(STATED PROBLEM) The records below should be written out again, exactly.

[Data entries]

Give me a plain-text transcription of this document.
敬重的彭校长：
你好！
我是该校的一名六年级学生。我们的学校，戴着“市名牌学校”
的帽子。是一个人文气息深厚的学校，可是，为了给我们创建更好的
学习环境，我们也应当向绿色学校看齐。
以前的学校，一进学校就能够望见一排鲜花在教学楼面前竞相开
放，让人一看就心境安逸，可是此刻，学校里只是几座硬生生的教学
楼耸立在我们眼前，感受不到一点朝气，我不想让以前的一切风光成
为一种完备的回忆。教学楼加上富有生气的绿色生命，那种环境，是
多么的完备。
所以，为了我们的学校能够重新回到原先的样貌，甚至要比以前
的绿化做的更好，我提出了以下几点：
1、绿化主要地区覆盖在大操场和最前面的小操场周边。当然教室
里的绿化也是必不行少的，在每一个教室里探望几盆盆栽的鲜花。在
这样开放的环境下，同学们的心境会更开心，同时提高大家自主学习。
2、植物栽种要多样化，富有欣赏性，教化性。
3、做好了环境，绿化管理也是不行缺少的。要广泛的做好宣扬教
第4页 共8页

(SOLUTION FOR THIS EXERCISE)
Give me a plain-text transcription of this document.
敬重的彭校长：
你好！
我是该校的一名六年级学生。我们的学校，戴着“市名牌学校”
的帽子。是一个人文气息深厚的学校，可是，为了给我们创建更好的
学习环境，我们也应当向绿色学校看齐。
以前的学校，一进学校就能够望见一排鲜花在教学楼面前竞相开
放，让人一看就心境安逸，可是此刻，学校里只是几座硬生生的教学
楼耸立在我们眼前，感受不到一点朝气，我不想让以前的一切风光成
为一种完备的回忆。教学楼加上富有生气的绿色生命，那种环境，是
多么的完备。
所以，为了我们的学校能够重新回到原先的样貌，甚至要比以前
的绿化做的更好，我提出了以下几点：
1、绿化主要地区覆盖在大操场和最前面的小操场周边。当然教室
里的绿化也是必不行少的，在每一个教室里探望几盆盆栽的鲜花。在
这样开放的环境下，同学们的心境会更开心，同时提高大家自主学习。
2、植物栽种要多样化，富有欣赏性，教化性。
3、做好了环境，绿化管理也是不行缺少的。要广泛的做好宣扬教
第4页 共8页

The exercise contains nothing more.